Write the entries out again exactly as they stand, but without the pictures.

======== Data listing ========

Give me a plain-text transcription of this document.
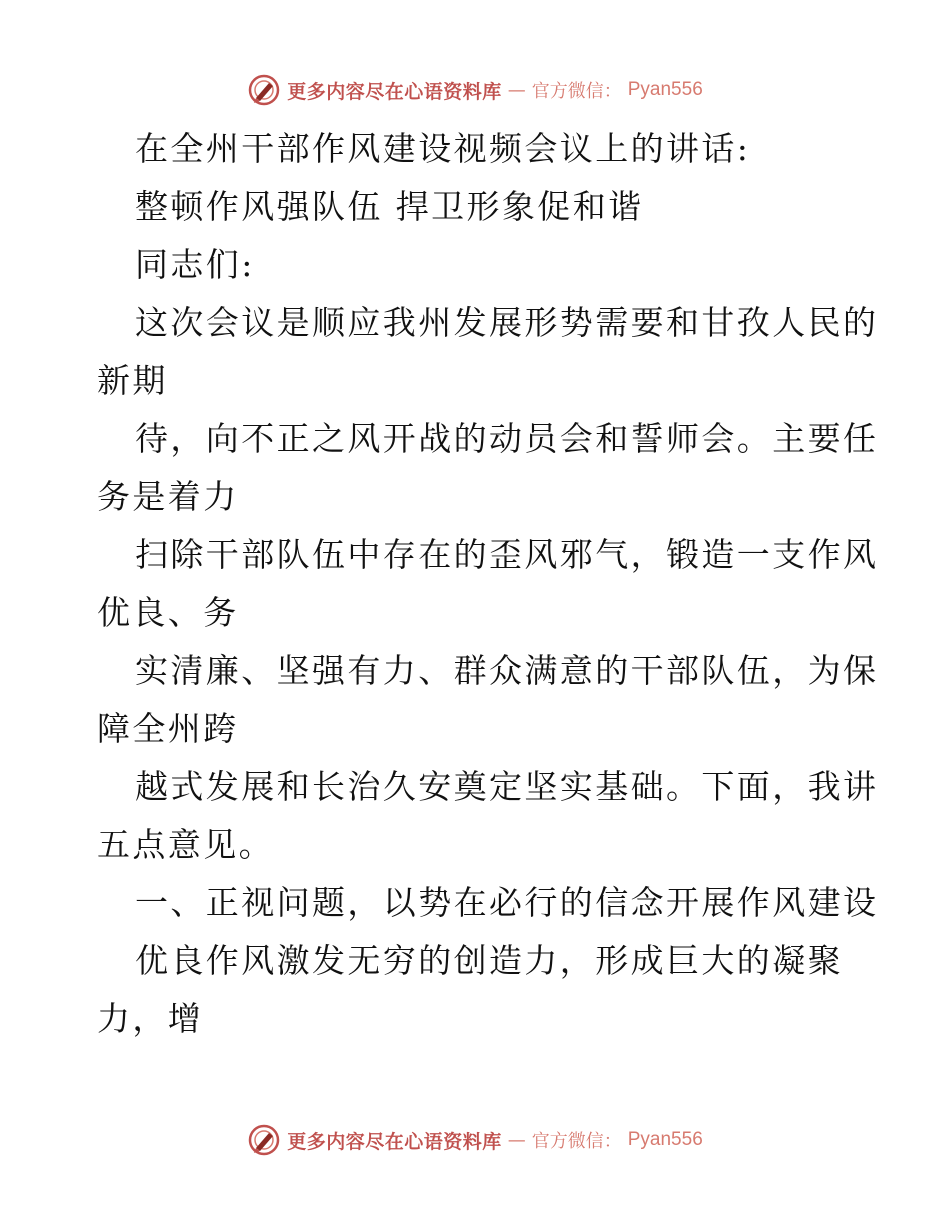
更多内容尽在心语资料库 — 官方微信： Pyan556
在全州干部作风建设视频会议上的讲话:
整顿作风强队伍 捍卫形象促和谐
同志们:
这次会议是顺应我州发展形势需要和甘孜人民的
新期
待，向不正之风开战的动员会和誓师会。主要任
务是着力
扫除干部队伍中存在的歪风邪气，锻造一支作风
优良、务
实清廉、坚强有力、群众满意的干部队伍，为保
障全州跨
越式发展和长治久安奠定坚实基础。下面，我讲
五点意见。
一、正视问题，以势在必行的信念开展作风建设
优良作风激发无穷的创造力，形成巨大的凝聚
力，增
更多内容尽在心语资料库 — 官方微信： Pyan556
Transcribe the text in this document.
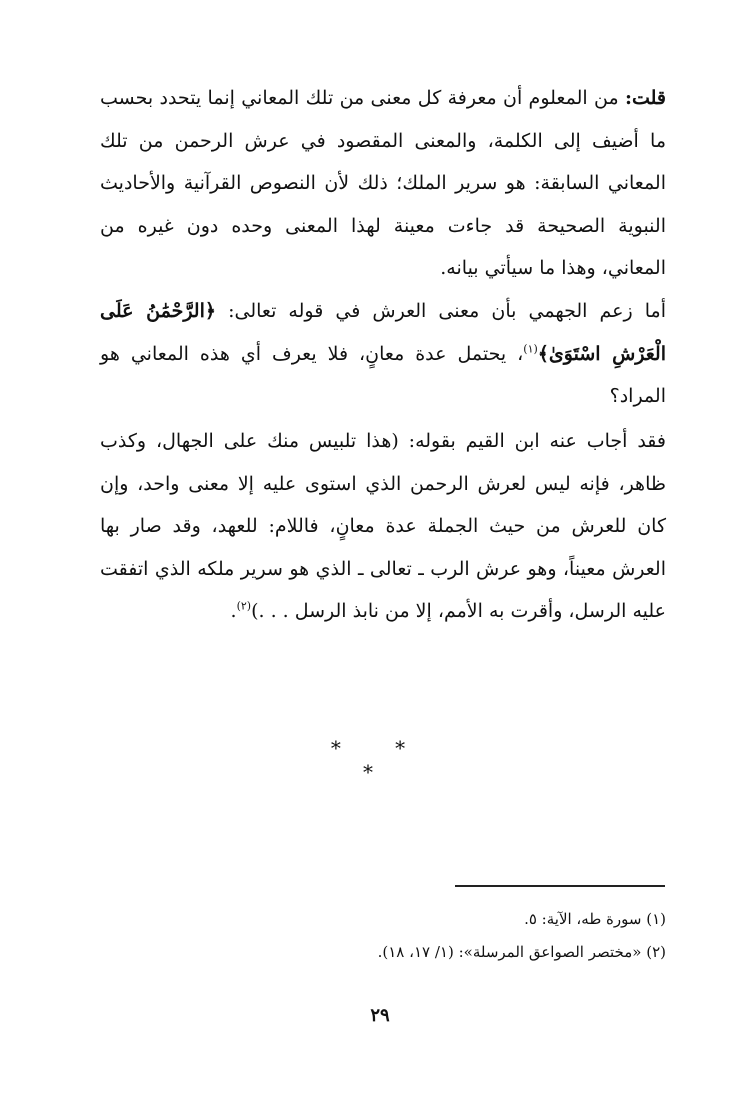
قلت: من المعلوم أن معرفة كل معنى من تلك المعاني إنما يتحدد بحسب ما أضيف إلى الكلمة، والمعنى المقصود في عرش الرحمن من تلك المعاني السابقة: هو سرير الملك؛ ذلك لأن النصوص القرآنية والأحاديث النبوية الصحيحة قد جاءت معينة لهذا المعنى وحده دون غيره من المعاني، وهذا ما سيأتي بيانه.
أما زعم الجهمي بأن معنى العرش في قوله تعالى: ﴿الرَّحْمَٰنُ عَلَى الْعَرْشِ اسْتَوَىٰ﴾$^{(١)}$، يحتمل عدة معانٍ، فلا يعرف أي هذه المعاني هو المراد؟
فقد أجاب عنه ابن القيم بقوله: (هذا تلبيس منك على الجهال، وكذب ظاهر، فإنه ليس لعرش الرحمن الذي استوى عليه إلا معنى واحد، وإن كان للعرش من حيث الجملة عدة معانٍ، فاللام: للعهد، وقد صار بها العرش معيناً، وهو عرش الرب ـ تعالى ـ الذي هو سرير ملكه الذي اتفقت عليه الرسل، وأقرت به الأمم، إلا من نابذ الرسل . . .)$^{(٢)}$.
* * *
(١) سورة طه، الآية: ٥.
(٢) «مختصر الصواعق المرسلة»: (١/ ١٧، ١٨).
٢٩
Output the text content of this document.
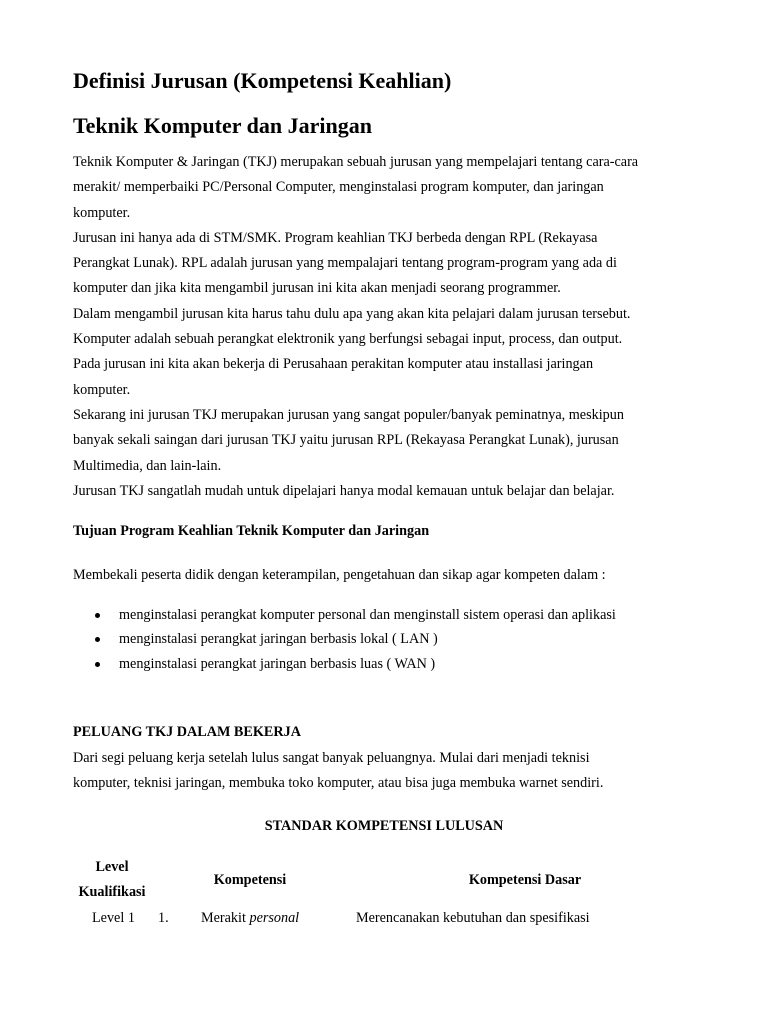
Definisi Jurusan (Kompetensi Keahlian)
Teknik Komputer dan Jaringan

Teknik Komputer & Jaringan (TKJ) merupakan sebuah jurusan yang mempelajari tentang cara-cara

merakit/ memperbaiki PC/Personal Computer, menginstalasi program komputer, dan jaringan

komputer.

Jurusan ini hanya ada di STM/SMK. Program keahlian TKJ berbeda dengan RPL (Rekayasa

Perangkat Lunak). RPL adalah jurusan yang mempalajari tentang program-program yang ada di

komputer dan jika kita mengambil jurusan ini kita akan menjadi seorang programmer.

Dalam mengambil jurusan kita harus tahu dulu apa yang akan kita pelajari dalam jurusan tersebut.

Komputer adalah sebuah perangkat elektronik yang berfungsi sebagai input, process, dan output.

Pada jurusan ini kita akan bekerja di Perusahaan perakitan komputer atau installasi jaringan

komputer.

Sekarang ini jurusan TKJ merupakan jurusan yang sangat populer/banyak peminatnya, meskipun

banyak sekali saingan dari jurusan TKJ yaitu jurusan RPL (Rekayasa Perangkat Lunak), jurusan

Multimedia, dan lain-lain.

Jurusan TKJ sangatlah mudah untuk dipelajari hanya modal kemauan untuk belajar dan belajar.

Tujuan Program Keahlian Teknik Komputer dan Jaringan

Membekali peserta didik dengan keterampilan, pengetahuan dan sikap agar kompeten dalam :

menginstalasi perangkat komputer personal dan menginstall sistem operasi dan aplikasi
menginstalasi perangkat jaringan berbasis lokal ( LAN )
menginstalasi perangkat jaringan berbasis luas ( WAN )
PELUANG TKJ DALAM BEKERJA

Dari segi peluang kerja setelah lulus sangat banyak peluangnya. Mulai dari menjadi teknisi

komputer, teknisi jaringan, membuka toko komputer, atau bisa juga membuka warnet sendiri.

STANDAR KOMPETENSI LULUSAN
Level
Kualifikasi
Kompetensi	Kompetensi Dasar
Level 1 1. Merakit personal	Merencanakan kebutuhan dan spesifikasi
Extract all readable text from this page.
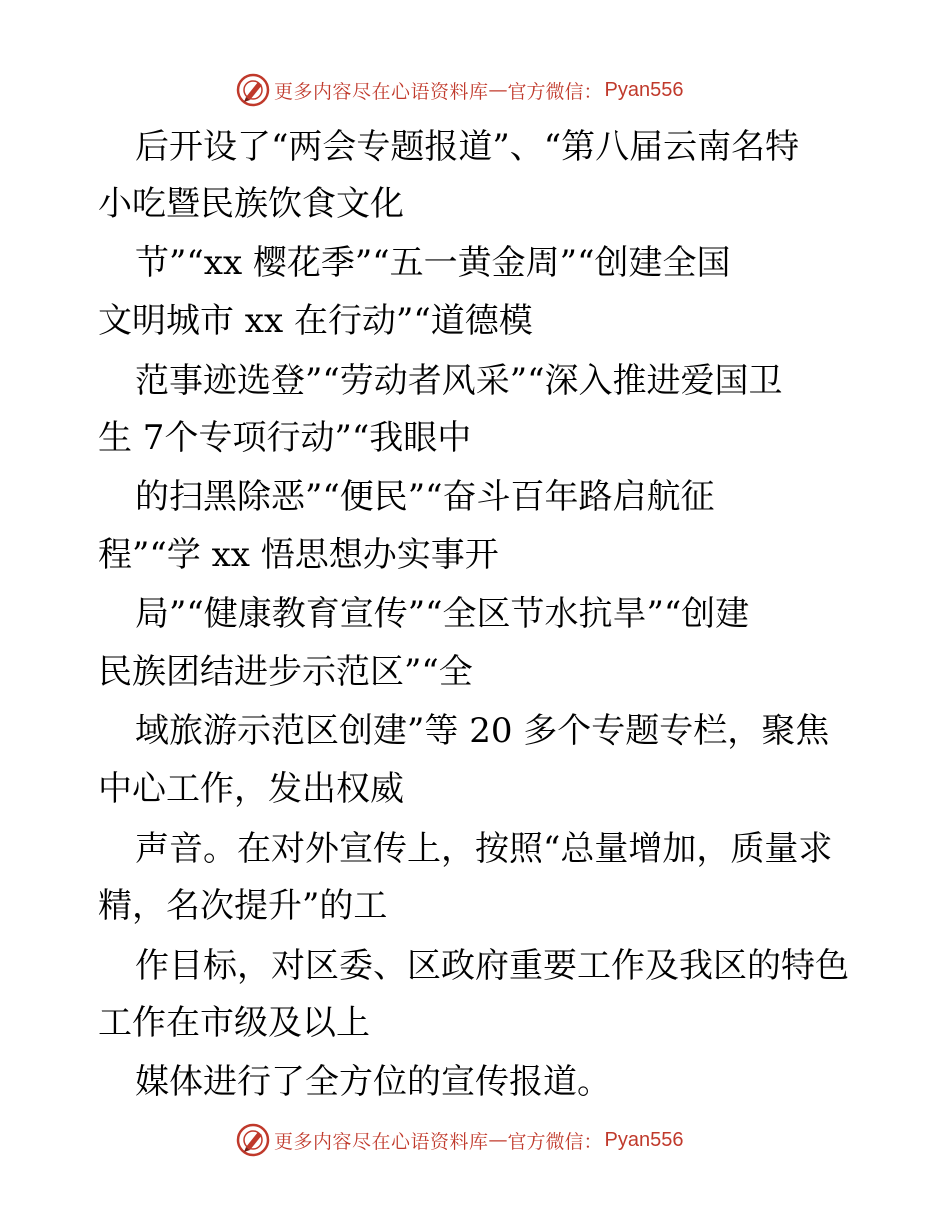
更多内容尽在心语资料库 — 官方微信： Pyan556
后开设了“两会专题报道”、“第八届云南名特
小吃暨民族饮食文化
节”“xx 樱花季”“五一黄金周”“创建全国
文明城市 xx 在行动”“道德模
范事迹选登”“劳动者风采”“深入推进爱国卫
生 7个专项行动”“我眼中
的扫黑除恶”“便民”“奋斗百年路启航征
程”“学 xx 悟思想办实事开
局”“健康教育宣传”“全区节水抗旱”“创建
民族团结进步示范区”“全
域旅游示范区创建”等 20 多个专题专栏，聚焦
中心工作，发出权威
声音。在对外宣传上，按照“总量增加，质量求
精，名次提升”的工
作目标，对区委、区政府重要工作及我区的特色
工作在市级及以上
媒体进行了全方位的宣传报道。
更多内容尽在心语资料库 — 官方微信： Pyan556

========

> Result of the task:
Give me a plain-text transcription of this document.
更多内容尽在心语资料库 — 官方微信： Pyan556
在全州干部作风建设视频会议上的讲话:
整顿作风强队伍 捍卫形象促和谐
同志们:
这次会议是顺应我州发展形势需要和甘孜人民的
新期
待，向不正之风开战的动员会和誓师会。主要任
务是着力
扫除干部队伍中存在的歪风邪气，锻造一支作风
优良、务
实清廉、坚强有力、群众满意的干部队伍，为保
障全州跨
越式发展和长治久安奠定坚实基础。下面，我讲
五点意见。
一、正视问题，以势在必行的信念开展作风建设
优良作风激发无穷的创造力，形成巨大的凝聚
力，增
更多内容尽在心语资料库 — 官方微信： Pyan556
Transcribe the text in this document.
قلت: من المعلوم أن معرفة كل معنى من تلك المعاني إنما يتحدد بحسب ما أضيف إلى الكلمة، والمعنى المقصود في عرش الرحمن من تلك المعاني السابقة: هو سرير الملك؛ ذلك لأن النصوص القرآنية والأحاديث النبوية الصحيحة قد جاءت معينة لهذا المعنى وحده دون غيره من المعاني، وهذا ما سيأتي بيانه.
أما زعم الجهمي بأن معنى العرش في قوله تعالى: ﴿الرَّحْمَٰنُ عَلَى الْعَرْشِ اسْتَوَىٰ﴾$^{(١)}$، يحتمل عدة معانٍ، فلا يعرف أي هذه المعاني هو المراد؟
فقد أجاب عنه ابن القيم بقوله: (هذا تلبيس منك على الجهال، وكذب ظاهر، فإنه ليس لعرش الرحمن الذي استوى عليه إلا معنى واحد، وإن كان للعرش من حيث الجملة عدة معانٍ، فاللام: للعهد، وقد صار بها العرش معيناً، وهو عرش الرب ـ تعالى ـ الذي هو سرير ملكه الذي اتفقت عليه الرسل، وأقرت به الأمم، إلا من نابذ الرسل . . .)$^{(٢)}$.
* * *
(١) سورة طه، الآية: ٥.
(٢) «مختصر الصواعق المرسلة»: (١/ ١٧، ١٨).
٢٩
Output the text content of this document.
Definisi Jurusan (Kompetensi Keahlian)
Teknik Komputer dan Jaringan

Teknik Komputer & Jaringan (TKJ) merupakan sebuah jurusan yang mempelajari tentang cara-cara

merakit/ memperbaiki PC/Personal Computer, menginstalasi program komputer, dan jaringan

komputer.

Jurusan ini hanya ada di STM/SMK. Program keahlian TKJ berbeda dengan RPL (Rekayasa

Perangkat Lunak). RPL adalah jurusan yang mempalajari tentang program-program yang ada di

komputer dan jika kita mengambil jurusan ini kita akan menjadi seorang programmer.

Dalam mengambil jurusan kita harus tahu dulu apa yang akan kita pelajari dalam jurusan tersebut.

Komputer adalah sebuah perangkat elektronik yang berfungsi sebagai input, process, dan output.

Pada jurusan ini kita akan bekerja di Perusahaan perakitan komputer atau installasi jaringan

komputer.

Sekarang ini jurusan TKJ merupakan jurusan yang sangat populer/banyak peminatnya, meskipun

banyak sekali saingan dari jurusan TKJ yaitu jurusan RPL (Rekayasa Perangkat Lunak), jurusan

Multimedia, dan lain-lain.

Jurusan TKJ sangatlah mudah untuk dipelajari hanya modal kemauan untuk belajar dan belajar.

Tujuan Program Keahlian Teknik Komputer dan Jaringan

Membekali peserta didik dengan keterampilan, pengetahuan dan sikap agar kompeten dalam :

menginstalasi perangkat komputer personal dan menginstall sistem operasi dan aplikasi
menginstalasi perangkat jaringan berbasis lokal ( LAN )
menginstalasi perangkat jaringan berbasis luas ( WAN )
PELUANG TKJ DALAM BEKERJA

Dari segi peluang kerja setelah lulus sangat banyak peluangnya. Mulai dari menjadi teknisi

komputer, teknisi jaringan, membuka toko komputer, atau bisa juga membuka warnet sendiri.

STANDAR KOMPETENSI LULUSAN
Level
Kualifikasi
Kompetensi	Kompetensi Dasar
Level 1 1. Merakit personal	Merencanakan kebutuhan dan spesifikasi
Extract all readable text from this page.
更多内容尽在心语资料库 — 官方微信： Pyan556
后开设了“两会专题报道”、“第八届云南名特
小吃暨民族饮食文化
节”“xx 樱花季”“五一黄金周”“创建全国
文明城市 xx 在行动”“道德模
范事迹选登”“劳动者风采”“深入推进爱国卫
生 7个专项行动”“我眼中
的扫黑除恶”“便民”“奋斗百年路启航征
程”“学 xx 悟思想办实事开
局”“健康教育宣传”“全区节水抗旱”“创建
民族团结进步示范区”“全
域旅游示范区创建”等 20 多个专题专栏，聚焦
中心工作，发出权威
声音。在对外宣传上，按照“总量增加，质量求
精，名次提升”的工
作目标，对区委、区政府重要工作及我区的特色
工作在市级及以上
媒体进行了全方位的宣传报道。
更多内容尽在心语资料库 — 官方微信： Pyan556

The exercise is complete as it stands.